_Selection_:
* * * * * * * * *
In practice, for a parameter value \(\tilde \theta^\pi\)

For \(r = 1, ..., R\) simulations do:

  • Initialize firms value to zero
  • Fot \(\tau=0, ..., \tilde T\) do
    • For each state in \(\boldsymbol{\tilde s}^{(r)}_{\tau}\) do:
      • Use \(\boldsymbol{\hat P}\) to draw a vector of firm actions \(\boldsymbol{\tilde a}^{(r)}_{\tau}\)
      • For each firm \(j = 1, ..., J\) do:
        • Compute static profits \(\pi_{j}^{\boldsymbol {\hat{P}_{-j}}} \left(\tilde a^{(r)}_{j\tau}, \boldsymbol{\tilde s}^{(r)}_{\tau} ; \tilde \theta^\pi \right)\)
        • Add discounted profits \(\beta^{\tau} \pi_{j}^{\boldsymbol {\hat{P}_{-j}}} \left(\tilde a^{(r)}_{j\tau}, \boldsymbol{\tilde s}^{(r)}_{\tau} ; \tilde \theta^\pi \right)\) to the value function
      • Use \(f ( \cdot | \boldsymbol {a_{t}}, \boldsymbol s_t; \hat \theta^f )\) to draw the next state \(\boldsymbol{\tilde s}^{(r)}_{\tau + 1}\)
      • Use the next state, \(\boldsymbol{\tilde s}^{(r)}_{\tau + 1}\) as current state for the next iteration

Then average all the value functions together to obtain an expected value function \(V_{j}^{\boldsymbol {\hat{P}}, R} \left(\boldsymbol{s}_{t} ; \tilde \theta^\pi \right)\)

Note: advantage of simulations: can be parallelized

Objective Function

What have we done so far?

  • Given some parameters \(\theta^\pi\), we computed the expected value function

How do we pick the \(\theta^\pi\) that best rationalizes the data?

  • I.e. what is the objective function?
  • Potentially many options

BBL idea

  • the expected value function has to be optimal, given the CCPs
  • I.e. any other policy function should give a lower expected value
  • “Best” \(\theta^\pi\): those for which the implied expected value function under the estimated CCPs is greater than the one implied by any other CCP

Note: it’s an inequality statement

Objective Function (2)
* * * * * * * * *
Visual layout rows
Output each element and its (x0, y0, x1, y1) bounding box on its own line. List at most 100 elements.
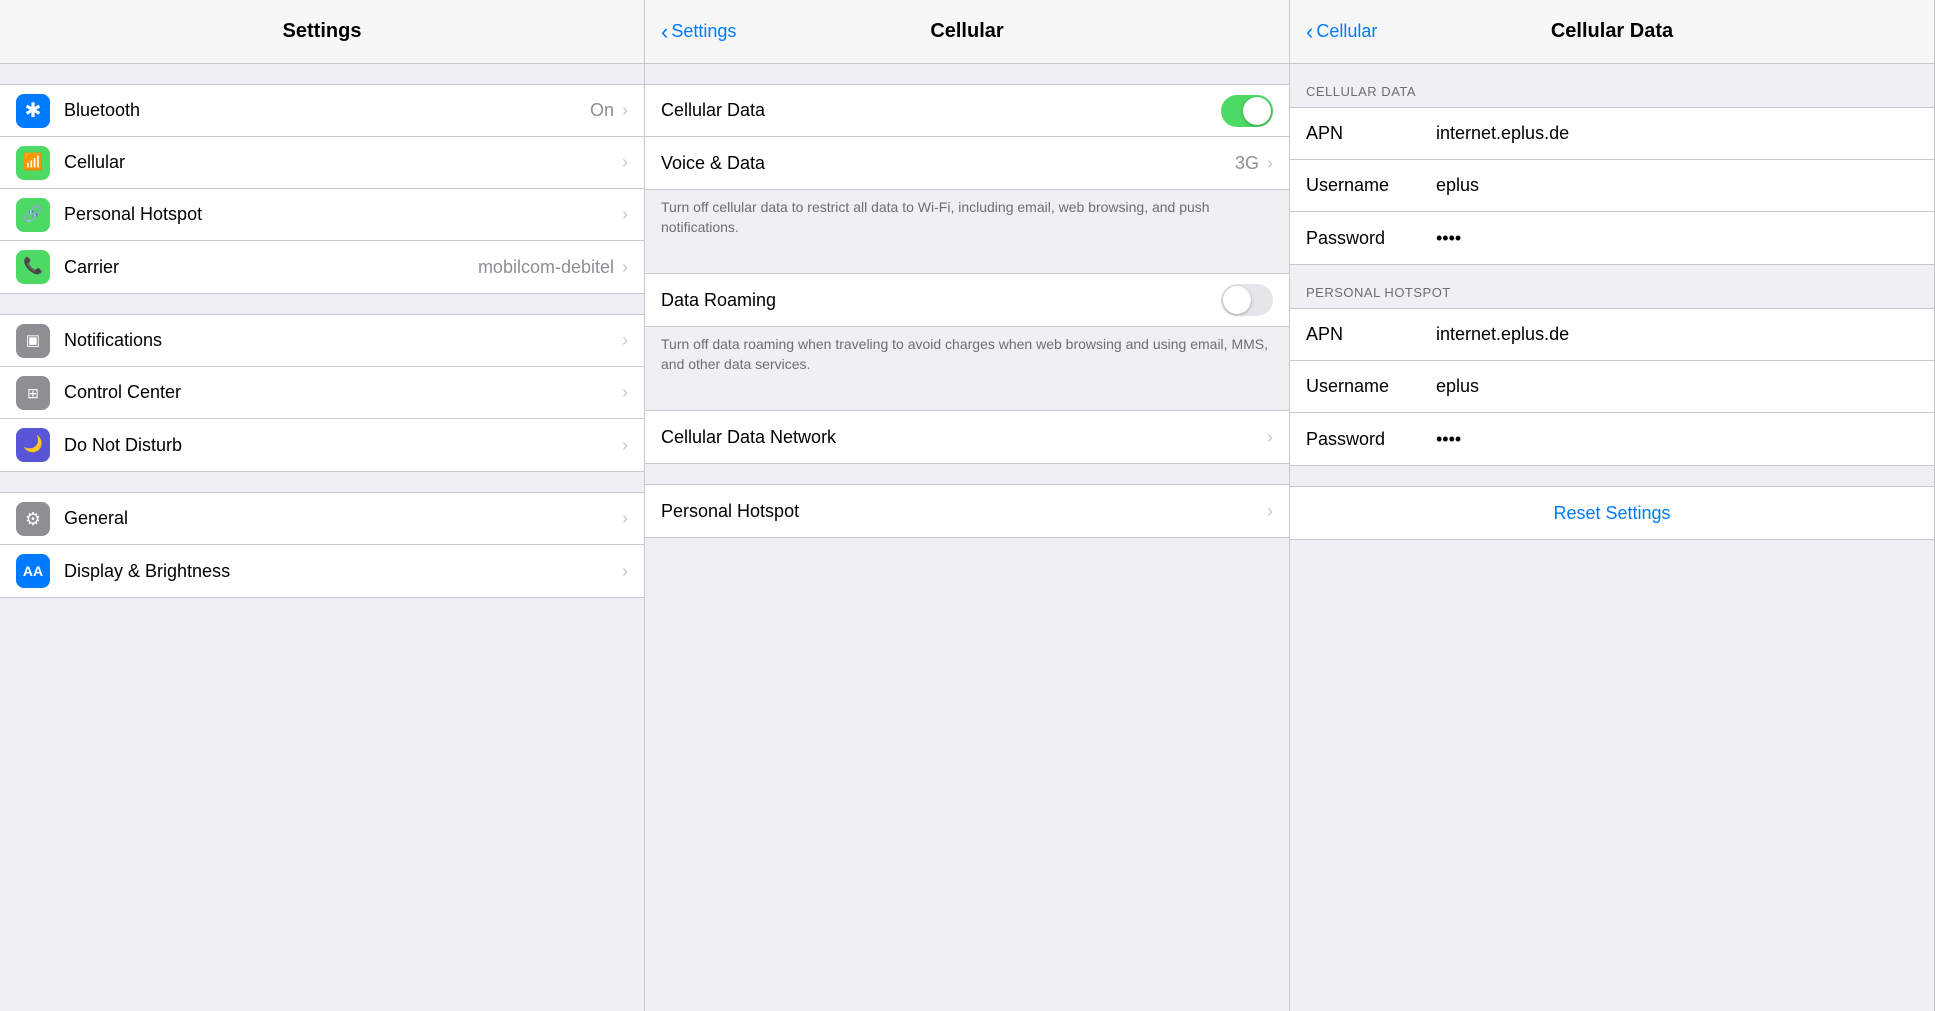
notifications-row[interactable]: ▣ Notifications › (0, 315, 644, 367)
hotspot-password-row[interactable]: Password •••• (1290, 413, 1934, 465)
settings-title: Settings (283, 20, 362, 43)
cellular-apn-label: APN (1306, 123, 1436, 144)
carrier-icon: 📞 (23, 259, 43, 275)
cellular-password-label: Password (1306, 228, 1436, 249)
dnd-chevron: › (622, 435, 628, 456)
cellular-username-row[interactable]: Username eplus (1290, 160, 1934, 212)
general-icon-bg: ⚙ (16, 502, 50, 536)
cellular-data-panel: ‹ Cellular Cellular Data Cellular Data A… (1290, 0, 1935, 1011)
cellular-icon: 📶 (23, 155, 43, 171)
hotspot-username-row[interactable]: Username eplus (1290, 361, 1934, 413)
voice-data-label: Voice & Data (661, 153, 1235, 174)
notifications-icon: ▣ (26, 333, 40, 348)
hotspot-apn-row[interactable]: APN internet.eplus.de (1290, 309, 1934, 361)
cellular-username-value: eplus (1436, 175, 1918, 196)
data-roaming-knob (1223, 286, 1251, 314)
hotspot-password-value: •••• (1436, 429, 1918, 450)
settings-group-network: ✱ Bluetooth On › 📶 Cellular › 🔗 Personal… (0, 84, 644, 294)
notifications-icon-bg: ▣ (16, 324, 50, 358)
dnd-label: Do Not Disturb (64, 435, 622, 456)
personal-hotspot-row-partial[interactable]: Personal Hotspot › (645, 485, 1289, 537)
voice-data-value: 3G (1235, 153, 1259, 174)
cellular-back-button[interactable]: ‹ Settings (661, 21, 736, 43)
dnd-icon-bg: 🌙 (16, 428, 50, 462)
cellular-data-scroll[interactable]: Cellular Data APN internet.eplus.de User… (1290, 64, 1934, 1011)
cellular-data-toggle[interactable] (1221, 95, 1273, 127)
general-label: General (64, 508, 622, 529)
cellular-back-label: Settings (671, 21, 736, 42)
cellular-username-label: Username (1306, 175, 1436, 196)
control-center-label: Control Center (64, 382, 622, 403)
general-chevron: › (622, 508, 628, 529)
cellular-apn-value: internet.eplus.de (1436, 123, 1918, 144)
control-center-icon-bg: ⊞ (16, 376, 50, 410)
hotspot-password-label: Password (1306, 429, 1436, 450)
data-roaming-toggle[interactable] (1221, 284, 1273, 316)
bluetooth-row[interactable]: ✱ Bluetooth On › (0, 85, 644, 137)
notifications-chevron: › (622, 330, 628, 351)
settings-group-system: ▣ Notifications › ⊞ Control Center › 🌙 D… (0, 314, 644, 472)
cellular-data-toggle-row[interactable]: Cellular Data (645, 85, 1289, 137)
cellular-data-fields-group: APN internet.eplus.de Username eplus Pas… (1290, 107, 1934, 265)
reset-settings-group: Reset Settings (1290, 486, 1934, 540)
back-chevron-icon: ‹ (661, 21, 668, 43)
bluetooth-icon: ✱ (25, 101, 42, 121)
hotspot-apn-label: APN (1306, 324, 1436, 345)
voice-data-row[interactable]: Voice & Data 3G › (645, 137, 1289, 189)
cellular-data-network-row[interactable]: Cellular Data Network › (645, 411, 1289, 463)
cellular-data-toggle-label: Cellular Data (661, 100, 1221, 121)
cellular-row[interactable]: 📶 Cellular › (0, 137, 644, 189)
control-center-chevron: › (622, 382, 628, 403)
cellular-apn-row[interactable]: APN internet.eplus.de (1290, 108, 1934, 160)
data-roaming-group: Data Roaming (645, 273, 1289, 327)
carrier-label: Carrier (64, 257, 478, 278)
cellular-data-header: ‹ Cellular Cellular Data (1290, 0, 1934, 64)
control-center-icon: ⊞ (27, 386, 39, 400)
cellular-data-back-button[interactable]: ‹ Cellular (1306, 21, 1377, 43)
display-chevron: › (622, 561, 628, 582)
cellular-chevron: › (622, 152, 628, 173)
hotspot-icon: 🔗 (23, 207, 43, 223)
settings-scroll[interactable]: ✱ Bluetooth On › 📶 Cellular › 🔗 Personal… (0, 64, 644, 1011)
reset-settings-row[interactable]: Reset Settings (1290, 487, 1934, 539)
cdn-chevron: › (1267, 427, 1273, 448)
carrier-icon-bg: 📞 (16, 250, 50, 284)
hotspot-label: Personal Hotspot (64, 204, 622, 225)
voice-data-chevron: › (1267, 153, 1273, 174)
personal-hotspot-row[interactable]: 🔗 Personal Hotspot › (0, 189, 644, 241)
settings-header: Settings (0, 0, 644, 64)
cellular-password-row[interactable]: Password •••• (1290, 212, 1934, 264)
cellular-data-title: Cellular Data (1551, 20, 1673, 43)
display-icon-bg: AA (16, 554, 50, 588)
carrier-chevron: › (622, 257, 628, 278)
settings-group-display: ⚙ General › AA Display & Brightness › (0, 492, 644, 598)
bluetooth-chevron: › (622, 100, 628, 121)
gear-icon: ⚙ (25, 510, 41, 528)
display-icon: AA (23, 564, 43, 578)
cellular-panel: ‹ Settings Cellular Cellular Data Voice … (645, 0, 1290, 1011)
hotspot-section-header: Personal Hotspot (1290, 265, 1934, 308)
data-roaming-row[interactable]: Data Roaming (645, 274, 1289, 326)
hotspot-username-label: Username (1306, 376, 1436, 397)
do-not-disturb-row[interactable]: 🌙 Do Not Disturb › (0, 419, 644, 471)
carrier-row[interactable]: 📞 Carrier mobilcom-debitel › (0, 241, 644, 293)
general-row[interactable]: ⚙ General › (0, 493, 644, 545)
cellular-data-knob (1243, 97, 1271, 125)
cellular-data-network-group: Cellular Data Network › (645, 410, 1289, 464)
personal-hotspot-group-partial: Personal Hotspot › (645, 484, 1289, 538)
display-row[interactable]: AA Display & Brightness › (0, 545, 644, 597)
cellular-icon-bg: 📶 (16, 146, 50, 180)
cellular-data-back-label: Cellular (1316, 21, 1377, 42)
ph-chevron: › (1267, 501, 1273, 522)
cellular-scroll[interactable]: Cellular Data Voice & Data 3G › Turn off… (645, 64, 1289, 1011)
hotspot-fields-group: APN internet.eplus.de Username eplus Pas… (1290, 308, 1934, 466)
reset-settings-label: Reset Settings (1553, 503, 1670, 524)
hotspot-chevron: › (622, 204, 628, 225)
display-label: Display & Brightness (64, 561, 622, 582)
cellular-header: ‹ Settings Cellular (645, 0, 1289, 64)
control-center-row[interactable]: ⊞ Control Center › (0, 367, 644, 419)
bluetooth-icon-bg: ✱ (16, 94, 50, 128)
back-chevron-icon-2: ‹ (1306, 21, 1313, 43)
cellular-title: Cellular (930, 20, 1003, 43)
settings-panel: Settings ✱ Bluetooth On › 📶 Cellular › (0, 0, 645, 1011)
* * * * * * * * *
In the excerpt on simulating value functions and the BBL objective, why are the "best" values of \(\theta^\pi\) defined as those whose implied expected value function under the estimated CCPs exceeds the one implied by any other CCP? Answer in one to three sentences.

The BBL idea holds that the expected value function has to be optimal given the CCPs, so any other policy function should give a lower expected value. The best parameters are therefore those for which the value under the estimated CCPs is greater than the value under any other CCP, which makes the criterion an inequality statement.